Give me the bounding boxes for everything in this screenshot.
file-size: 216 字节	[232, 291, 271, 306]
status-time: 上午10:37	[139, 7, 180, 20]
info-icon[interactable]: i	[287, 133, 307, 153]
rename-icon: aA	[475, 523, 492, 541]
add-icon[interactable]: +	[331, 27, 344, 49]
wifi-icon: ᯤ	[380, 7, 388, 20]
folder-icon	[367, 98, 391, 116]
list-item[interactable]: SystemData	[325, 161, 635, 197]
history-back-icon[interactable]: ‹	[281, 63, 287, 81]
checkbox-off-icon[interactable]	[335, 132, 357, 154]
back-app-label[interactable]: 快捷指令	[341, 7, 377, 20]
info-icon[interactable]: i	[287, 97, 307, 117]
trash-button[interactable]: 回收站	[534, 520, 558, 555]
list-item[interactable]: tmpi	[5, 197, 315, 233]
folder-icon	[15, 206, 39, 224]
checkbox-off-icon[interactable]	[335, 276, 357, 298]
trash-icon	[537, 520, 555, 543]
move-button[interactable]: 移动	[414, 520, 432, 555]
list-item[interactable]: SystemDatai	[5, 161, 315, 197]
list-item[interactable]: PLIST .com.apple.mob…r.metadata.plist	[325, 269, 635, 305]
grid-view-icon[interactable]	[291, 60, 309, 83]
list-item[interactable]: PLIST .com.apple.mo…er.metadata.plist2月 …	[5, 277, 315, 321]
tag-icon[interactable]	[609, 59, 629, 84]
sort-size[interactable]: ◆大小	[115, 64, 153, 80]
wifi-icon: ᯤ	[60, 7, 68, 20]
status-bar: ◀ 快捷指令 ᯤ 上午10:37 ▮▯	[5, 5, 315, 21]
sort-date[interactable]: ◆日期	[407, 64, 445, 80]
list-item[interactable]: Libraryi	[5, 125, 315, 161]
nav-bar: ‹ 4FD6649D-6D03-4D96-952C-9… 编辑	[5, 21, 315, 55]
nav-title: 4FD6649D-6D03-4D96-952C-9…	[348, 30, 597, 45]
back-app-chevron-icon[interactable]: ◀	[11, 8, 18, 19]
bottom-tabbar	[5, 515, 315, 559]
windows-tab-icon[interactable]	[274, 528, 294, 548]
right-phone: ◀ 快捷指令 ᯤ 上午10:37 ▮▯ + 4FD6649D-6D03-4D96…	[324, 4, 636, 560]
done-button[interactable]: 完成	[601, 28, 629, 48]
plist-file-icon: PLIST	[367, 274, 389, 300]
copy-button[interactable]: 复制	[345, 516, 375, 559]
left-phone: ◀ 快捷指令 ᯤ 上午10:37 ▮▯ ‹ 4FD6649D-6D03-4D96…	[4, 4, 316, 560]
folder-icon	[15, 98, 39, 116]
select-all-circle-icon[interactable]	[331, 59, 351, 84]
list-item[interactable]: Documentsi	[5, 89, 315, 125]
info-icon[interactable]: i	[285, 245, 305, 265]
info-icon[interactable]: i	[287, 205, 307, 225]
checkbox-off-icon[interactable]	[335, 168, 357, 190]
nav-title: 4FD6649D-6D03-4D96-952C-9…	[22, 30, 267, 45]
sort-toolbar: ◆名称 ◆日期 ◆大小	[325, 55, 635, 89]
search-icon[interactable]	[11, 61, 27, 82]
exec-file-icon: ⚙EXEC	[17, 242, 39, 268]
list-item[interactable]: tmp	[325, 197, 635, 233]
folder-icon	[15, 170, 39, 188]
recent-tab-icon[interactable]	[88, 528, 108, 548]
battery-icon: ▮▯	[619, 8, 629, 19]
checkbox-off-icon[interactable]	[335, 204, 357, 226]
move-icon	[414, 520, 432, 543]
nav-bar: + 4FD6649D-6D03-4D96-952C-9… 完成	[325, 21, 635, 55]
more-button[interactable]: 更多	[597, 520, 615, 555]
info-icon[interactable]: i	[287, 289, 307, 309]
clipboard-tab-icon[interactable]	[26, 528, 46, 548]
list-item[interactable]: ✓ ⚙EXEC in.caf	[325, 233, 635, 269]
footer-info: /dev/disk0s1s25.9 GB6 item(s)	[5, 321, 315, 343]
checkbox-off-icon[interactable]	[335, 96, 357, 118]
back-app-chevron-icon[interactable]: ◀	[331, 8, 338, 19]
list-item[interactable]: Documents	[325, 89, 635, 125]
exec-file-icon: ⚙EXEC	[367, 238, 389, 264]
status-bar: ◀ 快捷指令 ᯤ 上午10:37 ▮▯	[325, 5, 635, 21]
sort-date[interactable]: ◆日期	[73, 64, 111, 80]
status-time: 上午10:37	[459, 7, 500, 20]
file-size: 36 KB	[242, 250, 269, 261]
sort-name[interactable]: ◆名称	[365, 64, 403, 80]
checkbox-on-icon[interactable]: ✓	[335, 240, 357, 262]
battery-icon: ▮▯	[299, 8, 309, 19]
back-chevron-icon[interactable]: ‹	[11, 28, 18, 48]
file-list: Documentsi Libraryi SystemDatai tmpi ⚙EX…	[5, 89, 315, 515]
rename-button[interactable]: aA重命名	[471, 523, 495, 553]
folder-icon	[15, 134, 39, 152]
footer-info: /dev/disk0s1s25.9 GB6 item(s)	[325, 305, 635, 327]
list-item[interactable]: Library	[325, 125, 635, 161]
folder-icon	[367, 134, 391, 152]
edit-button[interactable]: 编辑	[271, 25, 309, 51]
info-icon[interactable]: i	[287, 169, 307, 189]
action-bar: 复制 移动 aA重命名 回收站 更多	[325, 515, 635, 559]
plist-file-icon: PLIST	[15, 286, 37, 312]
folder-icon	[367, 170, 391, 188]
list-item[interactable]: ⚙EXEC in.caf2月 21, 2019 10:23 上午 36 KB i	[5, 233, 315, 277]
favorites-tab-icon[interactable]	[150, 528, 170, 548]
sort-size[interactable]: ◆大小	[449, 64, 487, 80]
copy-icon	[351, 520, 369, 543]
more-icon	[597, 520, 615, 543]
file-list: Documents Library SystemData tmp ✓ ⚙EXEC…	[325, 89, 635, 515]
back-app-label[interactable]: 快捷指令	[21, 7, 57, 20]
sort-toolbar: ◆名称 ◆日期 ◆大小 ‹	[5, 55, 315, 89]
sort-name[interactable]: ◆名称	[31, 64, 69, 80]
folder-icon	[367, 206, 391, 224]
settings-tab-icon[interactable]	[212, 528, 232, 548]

* * * * * * * * *

CHALLENGE —
Reproduce the records above, replacing each occurrence of "folder-icon" with "directory-icon" and changing nothing else.

PROBLEM SOLUTION —
Give me the bounding boxes for everything in this screenshot.
file-size: 216 字节	[232, 291, 271, 306]
status-time: 上午10:37	[139, 7, 180, 20]
info-icon[interactable]: i	[287, 133, 307, 153]
rename-icon: aA	[475, 523, 492, 541]
add-icon[interactable]: +	[331, 27, 344, 49]
wifi-icon: ᯤ	[380, 7, 388, 20]
directory-icon	[367, 98, 391, 116]
list-item[interactable]: SystemData	[325, 161, 635, 197]
history-back-icon[interactable]: ‹	[281, 63, 287, 81]
checkbox-off-icon[interactable]	[335, 132, 357, 154]
back-app-label[interactable]: 快捷指令	[341, 7, 377, 20]
info-icon[interactable]: i	[287, 97, 307, 117]
trash-button[interactable]: 回收站	[534, 520, 558, 555]
list-item[interactable]: tmpi	[5, 197, 315, 233]
directory-icon	[15, 206, 39, 224]
checkbox-off-icon[interactable]	[335, 276, 357, 298]
trash-icon	[537, 520, 555, 543]
move-button[interactable]: 移动	[414, 520, 432, 555]
list-item[interactable]: SystemDatai	[5, 161, 315, 197]
list-item[interactable]: PLIST .com.apple.mob…r.metadata.plist	[325, 269, 635, 305]
grid-view-icon[interactable]	[291, 60, 309, 83]
list-item[interactable]: PLIST .com.apple.mo…er.metadata.plist2月 …	[5, 277, 315, 321]
tag-icon[interactable]	[609, 59, 629, 84]
sort-size[interactable]: ◆大小	[115, 64, 153, 80]
wifi-icon: ᯤ	[60, 7, 68, 20]
status-bar: ◀ 快捷指令 ᯤ 上午10:37 ▮▯	[5, 5, 315, 21]
sort-date[interactable]: ◆日期	[407, 64, 445, 80]
list-item[interactable]: Libraryi	[5, 125, 315, 161]
nav-bar: ‹ 4FD6649D-6D03-4D96-952C-9… 编辑	[5, 21, 315, 55]
nav-title: 4FD6649D-6D03-4D96-952C-9…	[348, 30, 597, 45]
back-app-chevron-icon[interactable]: ◀	[11, 8, 18, 19]
bottom-tabbar	[5, 515, 315, 559]
windows-tab-icon[interactable]	[274, 528, 294, 548]
right-phone: ◀ 快捷指令 ᯤ 上午10:37 ▮▯ + 4FD6649D-6D03-4D96…	[324, 4, 636, 560]
done-button[interactable]: 完成	[601, 28, 629, 48]
plist-file-icon: PLIST	[367, 274, 389, 300]
copy-button[interactable]: 复制	[345, 516, 375, 559]
left-phone: ◀ 快捷指令 ᯤ 上午10:37 ▮▯ ‹ 4FD6649D-6D03-4D96…	[4, 4, 316, 560]
directory-icon	[15, 98, 39, 116]
select-all-circle-icon[interactable]	[331, 59, 351, 84]
list-item[interactable]: Documentsi	[5, 89, 315, 125]
info-icon[interactable]: i	[285, 245, 305, 265]
info-icon[interactable]: i	[287, 205, 307, 225]
checkbox-off-icon[interactable]	[335, 168, 357, 190]
nav-title: 4FD6649D-6D03-4D96-952C-9…	[22, 30, 267, 45]
sort-toolbar: ◆名称 ◆日期 ◆大小	[325, 55, 635, 89]
search-icon[interactable]	[11, 61, 27, 82]
exec-file-icon: ⚙EXEC	[17, 242, 39, 268]
list-item[interactable]: tmp	[325, 197, 635, 233]
directory-icon	[15, 170, 39, 188]
recent-tab-icon[interactable]	[88, 528, 108, 548]
battery-icon: ▮▯	[619, 8, 629, 19]
checkbox-off-icon[interactable]	[335, 204, 357, 226]
move-icon	[414, 520, 432, 543]
nav-bar: + 4FD6649D-6D03-4D96-952C-9… 完成	[325, 21, 635, 55]
more-button[interactable]: 更多	[597, 520, 615, 555]
info-icon[interactable]: i	[287, 289, 307, 309]
clipboard-tab-icon[interactable]	[26, 528, 46, 548]
list-item[interactable]: ✓ ⚙EXEC in.caf	[325, 233, 635, 269]
footer-info: /dev/disk0s1s25.9 GB6 item(s)	[5, 321, 315, 343]
checkbox-off-icon[interactable]	[335, 96, 357, 118]
back-app-chevron-icon[interactable]: ◀	[331, 8, 338, 19]
list-item[interactable]: Documents	[325, 89, 635, 125]
exec-file-icon: ⚙EXEC	[367, 238, 389, 264]
status-bar: ◀ 快捷指令 ᯤ 上午10:37 ▮▯	[325, 5, 635, 21]
sort-date[interactable]: ◆日期	[73, 64, 111, 80]
status-time: 上午10:37	[459, 7, 500, 20]
file-size: 36 KB	[242, 250, 269, 261]
sort-name[interactable]: ◆名称	[365, 64, 403, 80]
checkbox-on-icon[interactable]: ✓	[335, 240, 357, 262]
battery-icon: ▮▯	[299, 8, 309, 19]
back-chevron-icon[interactable]: ‹	[11, 28, 18, 48]
file-list: Documentsi Libraryi SystemDatai tmpi ⚙EX…	[5, 89, 315, 515]
rename-button[interactable]: aA重命名	[471, 523, 495, 553]
directory-icon	[15, 134, 39, 152]
footer-info: /dev/disk0s1s25.9 GB6 item(s)	[325, 305, 635, 327]
list-item[interactable]: Library	[325, 125, 635, 161]
directory-icon	[367, 134, 391, 152]
edit-button[interactable]: 编辑	[271, 25, 309, 51]
info-icon[interactable]: i	[287, 169, 307, 189]
action-bar: 复制 移动 aA重命名 回收站 更多	[325, 515, 635, 559]
plist-file-icon: PLIST	[15, 286, 37, 312]
directory-icon	[367, 170, 391, 188]
list-item[interactable]: ⚙EXEC in.caf2月 21, 2019 10:23 上午 36 KB i	[5, 233, 315, 277]
favorites-tab-icon[interactable]	[150, 528, 170, 548]
sort-size[interactable]: ◆大小	[449, 64, 487, 80]
copy-icon	[351, 520, 369, 543]
more-icon	[597, 520, 615, 543]
file-list: Documents Library SystemData tmp ✓ ⚙EXEC…	[325, 89, 635, 515]
back-app-label[interactable]: 快捷指令	[21, 7, 57, 20]
sort-toolbar: ◆名称 ◆日期 ◆大小 ‹	[5, 55, 315, 89]
sort-name[interactable]: ◆名称	[31, 64, 69, 80]
directory-icon	[367, 206, 391, 224]
settings-tab-icon[interactable]	[212, 528, 232, 548]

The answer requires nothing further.